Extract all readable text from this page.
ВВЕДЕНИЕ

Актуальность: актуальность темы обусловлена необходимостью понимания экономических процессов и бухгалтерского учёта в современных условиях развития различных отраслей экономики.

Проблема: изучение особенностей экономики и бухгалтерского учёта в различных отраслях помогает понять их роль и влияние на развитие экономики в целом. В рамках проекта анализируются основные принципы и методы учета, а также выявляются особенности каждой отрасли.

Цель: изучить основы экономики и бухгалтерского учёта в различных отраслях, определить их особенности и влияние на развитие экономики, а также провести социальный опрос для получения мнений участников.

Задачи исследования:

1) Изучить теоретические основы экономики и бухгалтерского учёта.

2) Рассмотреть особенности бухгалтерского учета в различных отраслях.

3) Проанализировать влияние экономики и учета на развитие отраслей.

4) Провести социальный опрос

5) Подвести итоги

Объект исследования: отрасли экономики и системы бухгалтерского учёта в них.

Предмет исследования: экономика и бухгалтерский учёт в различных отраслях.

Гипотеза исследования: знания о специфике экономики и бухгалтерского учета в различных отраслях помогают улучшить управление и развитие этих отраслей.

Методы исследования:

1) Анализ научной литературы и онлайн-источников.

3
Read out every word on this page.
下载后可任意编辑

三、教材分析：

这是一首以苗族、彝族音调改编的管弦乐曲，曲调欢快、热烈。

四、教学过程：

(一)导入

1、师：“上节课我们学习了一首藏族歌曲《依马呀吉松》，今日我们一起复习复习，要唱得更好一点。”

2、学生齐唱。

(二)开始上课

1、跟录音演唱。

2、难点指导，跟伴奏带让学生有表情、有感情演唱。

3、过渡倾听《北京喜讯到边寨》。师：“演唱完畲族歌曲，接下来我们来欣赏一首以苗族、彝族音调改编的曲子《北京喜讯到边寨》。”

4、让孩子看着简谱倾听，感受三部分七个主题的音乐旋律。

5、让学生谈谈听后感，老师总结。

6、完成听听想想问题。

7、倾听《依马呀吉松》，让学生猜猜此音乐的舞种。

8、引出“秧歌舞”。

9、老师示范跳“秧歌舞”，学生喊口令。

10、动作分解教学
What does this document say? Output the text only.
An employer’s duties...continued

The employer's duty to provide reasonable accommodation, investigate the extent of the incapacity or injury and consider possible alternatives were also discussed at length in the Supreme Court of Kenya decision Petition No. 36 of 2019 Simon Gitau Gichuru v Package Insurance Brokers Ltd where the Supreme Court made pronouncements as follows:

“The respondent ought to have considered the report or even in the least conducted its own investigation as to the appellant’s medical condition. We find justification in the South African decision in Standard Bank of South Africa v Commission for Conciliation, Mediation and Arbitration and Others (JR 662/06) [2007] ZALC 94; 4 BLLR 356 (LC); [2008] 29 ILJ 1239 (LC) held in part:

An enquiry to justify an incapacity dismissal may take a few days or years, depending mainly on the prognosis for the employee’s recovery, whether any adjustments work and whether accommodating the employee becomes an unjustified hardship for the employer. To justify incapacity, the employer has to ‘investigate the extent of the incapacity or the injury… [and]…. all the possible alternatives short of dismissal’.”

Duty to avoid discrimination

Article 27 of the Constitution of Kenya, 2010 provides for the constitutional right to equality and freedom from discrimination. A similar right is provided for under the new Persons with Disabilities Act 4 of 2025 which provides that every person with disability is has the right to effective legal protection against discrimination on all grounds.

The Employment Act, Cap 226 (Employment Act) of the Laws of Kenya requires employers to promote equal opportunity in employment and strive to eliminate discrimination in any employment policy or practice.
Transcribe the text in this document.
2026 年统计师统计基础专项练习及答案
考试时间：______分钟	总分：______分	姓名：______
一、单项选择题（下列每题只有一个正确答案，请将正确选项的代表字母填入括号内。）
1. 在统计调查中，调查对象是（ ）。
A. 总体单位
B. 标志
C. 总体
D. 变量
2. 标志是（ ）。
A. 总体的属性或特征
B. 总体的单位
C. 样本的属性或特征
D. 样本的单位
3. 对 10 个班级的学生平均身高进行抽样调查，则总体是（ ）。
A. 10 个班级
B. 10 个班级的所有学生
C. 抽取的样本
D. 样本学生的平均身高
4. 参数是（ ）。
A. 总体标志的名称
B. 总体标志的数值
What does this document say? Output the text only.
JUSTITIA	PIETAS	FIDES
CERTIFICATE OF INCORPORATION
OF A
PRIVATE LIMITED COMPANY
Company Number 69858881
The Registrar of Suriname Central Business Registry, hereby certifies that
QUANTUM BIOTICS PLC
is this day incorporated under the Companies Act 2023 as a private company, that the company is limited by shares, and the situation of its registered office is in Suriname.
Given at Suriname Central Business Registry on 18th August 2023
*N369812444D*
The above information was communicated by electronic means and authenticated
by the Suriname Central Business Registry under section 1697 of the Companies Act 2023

Written exercise: Return every record above exactly as it appears.

Reply to the task:
Extract all readable text from this page.
ВВЕДЕНИЕ

Актуальность: актуальность темы обусловлена необходимостью понимания экономических процессов и бухгалтерского учёта в современных условиях развития различных отраслей экономики.

Проблема: изучение особенностей экономики и бухгалтерского учёта в различных отраслях помогает понять их роль и влияние на развитие экономики в целом. В рамках проекта анализируются основные принципы и методы учета, а также выявляются особенности каждой отрасли.

Цель: изучить основы экономики и бухгалтерского учёта в различных отраслях, определить их особенности и влияние на развитие экономики, а также провести социальный опрос для получения мнений участников.

Задачи исследования:

1) Изучить теоретические основы экономики и бухгалтерского учёта.

2) Рассмотреть особенности бухгалтерского учета в различных отраслях.

3) Проанализировать влияние экономики и учета на развитие отраслей.

4) Провести социальный опрос

5) Подвести итоги

Объект исследования: отрасли экономики и системы бухгалтерского учёта в них.

Предмет исследования: экономика и бухгалтерский учёт в различных отраслях.

Гипотеза исследования: знания о специфике экономики и бухгалтерского учета в различных отраслях помогают улучшить управление и развитие этих отраслей.

Методы исследования:

1) Анализ научной литературы и онлайн-источников.

3
Read out every word on this page.
下载后可任意编辑

三、教材分析：

这是一首以苗族、彝族音调改编的管弦乐曲，曲调欢快、热烈。

四、教学过程：

(一)导入

1、师：“上节课我们学习了一首藏族歌曲《依马呀吉松》，今日我们一起复习复习，要唱得更好一点。”

2、学生齐唱。

(二)开始上课

1、跟录音演唱。

2、难点指导，跟伴奏带让学生有表情、有感情演唱。

3、过渡倾听《北京喜讯到边寨》。师：“演唱完畲族歌曲，接下来我们来欣赏一首以苗族、彝族音调改编的曲子《北京喜讯到边寨》。”

4、让孩子看着简谱倾听，感受三部分七个主题的音乐旋律。

5、让学生谈谈听后感，老师总结。

6、完成听听想想问题。

7、倾听《依马呀吉松》，让学生猜猜此音乐的舞种。

8、引出“秧歌舞”。

9、老师示范跳“秧歌舞”，学生喊口令。

10、动作分解教学
What does this document say? Output the text only.
An employer’s duties...continued

The employer's duty to provide reasonable accommodation, investigate the extent of the incapacity or injury and consider possible alternatives were also discussed at length in the Supreme Court of Kenya decision Petition No. 36 of 2019 Simon Gitau Gichuru v Package Insurance Brokers Ltd where the Supreme Court made pronouncements as follows:

“The respondent ought to have considered the report or even in the least conducted its own investigation as to the appellant’s medical condition. We find justification in the South African decision in Standard Bank of South Africa v Commission for Conciliation, Mediation and Arbitration and Others (JR 662/06) [2007] ZALC 94; 4 BLLR 356 (LC); [2008] 29 ILJ 1239 (LC) held in part:

An enquiry to justify an incapacity dismissal may take a few days or years, depending mainly on the prognosis for the employee’s recovery, whether any adjustments work and whether accommodating the employee becomes an unjustified hardship for the employer. To justify incapacity, the employer has to ‘investigate the extent of the incapacity or the injury… [and]…. all the possible alternatives short of dismissal’.”

Duty to avoid discrimination

Article 27 of the Constitution of Kenya, 2010 provides for the constitutional right to equality and freedom from discrimination. A similar right is provided for under the new Persons with Disabilities Act 4 of 2025 which provides that every person with disability is has the right to effective legal protection against discrimination on all grounds.

The Employment Act, Cap 226 (Employment Act) of the Laws of Kenya requires employers to promote equal opportunity in employment and strive to eliminate discrimination in any employment policy or practice.
Transcribe the text in this document.
2026 年统计师统计基础专项练习及答案
考试时间：______分钟	总分：______分	姓名：______
一、单项选择题（下列每题只有一个正确答案，请将正确选项的代表字母填入括号内。）
1. 在统计调查中，调查对象是（ ）。
A. 总体单位
B. 标志
C. 总体
D. 变量
2. 标志是（ ）。
A. 总体的属性或特征
B. 总体的单位
C. 样本的属性或特征
D. 样本的单位
3. 对 10 个班级的学生平均身高进行抽样调查，则总体是（ ）。
A. 10 个班级
B. 10 个班级的所有学生
C. 抽取的样本
D. 样本学生的平均身高
4. 参数是（ ）。
A. 总体标志的名称
B. 总体标志的数值
What does this document say? Output the text only.
JUSTITIA	PIETAS	FIDES
CERTIFICATE OF INCORPORATION
OF A
PRIVATE LIMITED COMPANY
Company Number 69858881
The Registrar of Suriname Central Business Registry, hereby certifies that
QUANTUM BIOTICS PLC
is this day incorporated under the Companies Act 2023 as a private company, that the company is limited by shares, and the situation of its registered office is in Suriname.
Given at Suriname Central Business Registry on 18th August 2023
*N369812444D*
The above information was communicated by electronic means and authenticated
by the Suriname Central Business Registry under section 1697 of the Companies Act 2023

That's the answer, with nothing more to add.